* [Exercise]: Write each record again exactly as it stands.

* begin Extracted information *

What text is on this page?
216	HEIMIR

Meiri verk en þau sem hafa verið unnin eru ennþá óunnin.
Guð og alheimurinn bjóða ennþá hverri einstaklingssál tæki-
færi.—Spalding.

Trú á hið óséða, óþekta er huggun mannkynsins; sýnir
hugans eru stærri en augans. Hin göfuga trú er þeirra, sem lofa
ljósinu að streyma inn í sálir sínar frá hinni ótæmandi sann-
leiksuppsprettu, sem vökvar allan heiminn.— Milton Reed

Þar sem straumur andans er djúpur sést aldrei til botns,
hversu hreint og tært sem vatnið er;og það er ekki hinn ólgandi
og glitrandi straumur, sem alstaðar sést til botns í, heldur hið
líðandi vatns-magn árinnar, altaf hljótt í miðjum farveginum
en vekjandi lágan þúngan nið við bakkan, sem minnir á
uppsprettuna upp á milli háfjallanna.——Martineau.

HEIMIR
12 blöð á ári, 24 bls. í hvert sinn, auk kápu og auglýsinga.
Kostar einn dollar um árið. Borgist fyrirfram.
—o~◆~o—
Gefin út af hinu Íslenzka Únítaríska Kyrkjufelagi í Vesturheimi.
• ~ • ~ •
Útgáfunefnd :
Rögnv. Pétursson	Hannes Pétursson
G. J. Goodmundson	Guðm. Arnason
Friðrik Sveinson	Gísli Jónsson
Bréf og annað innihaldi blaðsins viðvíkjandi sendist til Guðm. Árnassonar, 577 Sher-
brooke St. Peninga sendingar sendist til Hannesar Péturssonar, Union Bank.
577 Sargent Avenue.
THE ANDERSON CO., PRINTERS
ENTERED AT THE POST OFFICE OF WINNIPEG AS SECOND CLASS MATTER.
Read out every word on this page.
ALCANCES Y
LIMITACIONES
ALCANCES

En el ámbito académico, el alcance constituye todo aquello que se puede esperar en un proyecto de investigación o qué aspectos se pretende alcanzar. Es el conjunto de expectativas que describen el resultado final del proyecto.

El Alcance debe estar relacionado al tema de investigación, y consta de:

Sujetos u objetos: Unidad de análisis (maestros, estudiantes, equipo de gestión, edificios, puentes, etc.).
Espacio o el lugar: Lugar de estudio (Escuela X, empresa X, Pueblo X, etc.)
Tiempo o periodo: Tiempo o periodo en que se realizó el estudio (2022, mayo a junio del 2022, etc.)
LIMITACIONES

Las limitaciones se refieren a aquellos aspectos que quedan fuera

* end Extracted information *

* [Response to the exercise]:
What text is on this page?
216	HEIMIR

Meiri verk en þau sem hafa verið unnin eru ennþá óunnin.
Guð og alheimurinn bjóða ennþá hverri einstaklingssál tæki-
færi.—Spalding.

Trú á hið óséða, óþekta er huggun mannkynsins; sýnir
hugans eru stærri en augans. Hin göfuga trú er þeirra, sem lofa
ljósinu að streyma inn í sálir sínar frá hinni ótæmandi sann-
leiksuppsprettu, sem vökvar allan heiminn.— Milton Reed

Þar sem straumur andans er djúpur sést aldrei til botns,
hversu hreint og tært sem vatnið er;og það er ekki hinn ólgandi
og glitrandi straumur, sem alstaðar sést til botns í, heldur hið
líðandi vatns-magn árinnar, altaf hljótt í miðjum farveginum
en vekjandi lágan þúngan nið við bakkan, sem minnir á
uppsprettuna upp á milli háfjallanna.——Martineau.

HEIMIR
12 blöð á ári, 24 bls. í hvert sinn, auk kápu og auglýsinga.
Kostar einn dollar um árið. Borgist fyrirfram.
—o~◆~o—
Gefin út af hinu Íslenzka Únítaríska Kyrkjufelagi í Vesturheimi.
• ~ • ~ •
Útgáfunefnd :
Rögnv. Pétursson	Hannes Pétursson
G. J. Goodmundson	Guðm. Arnason
Friðrik Sveinson	Gísli Jónsson
Bréf og annað innihaldi blaðsins viðvíkjandi sendist til Guðm. Árnassonar, 577 Sher-
brooke St. Peninga sendingar sendist til Hannesar Péturssonar, Union Bank.
577 Sargent Avenue.
THE ANDERSON CO., PRINTERS
ENTERED AT THE POST OFFICE OF WINNIPEG AS SECOND CLASS MATTER.
Read out every word on this page.
ALCANCES Y
LIMITACIONES
ALCANCES

En el ámbito académico, el alcance constituye todo aquello que se puede esperar en un proyecto de investigación o qué aspectos se pretende alcanzar. Es el conjunto de expectativas que describen el resultado final del proyecto.

El Alcance debe estar relacionado al tema de investigación, y consta de:

Sujetos u objetos: Unidad de análisis (maestros, estudiantes, equipo de gestión, edificios, puentes, etc.).
Espacio o el lugar: Lugar de estudio (Escuela X, empresa X, Pueblo X, etc.)
Tiempo o periodo: Tiempo o periodo en que se realizó el estudio (2022, mayo a junio del 2022, etc.)
LIMITACIONES

Las limitaciones se refieren a aquellos aspectos que quedan fuera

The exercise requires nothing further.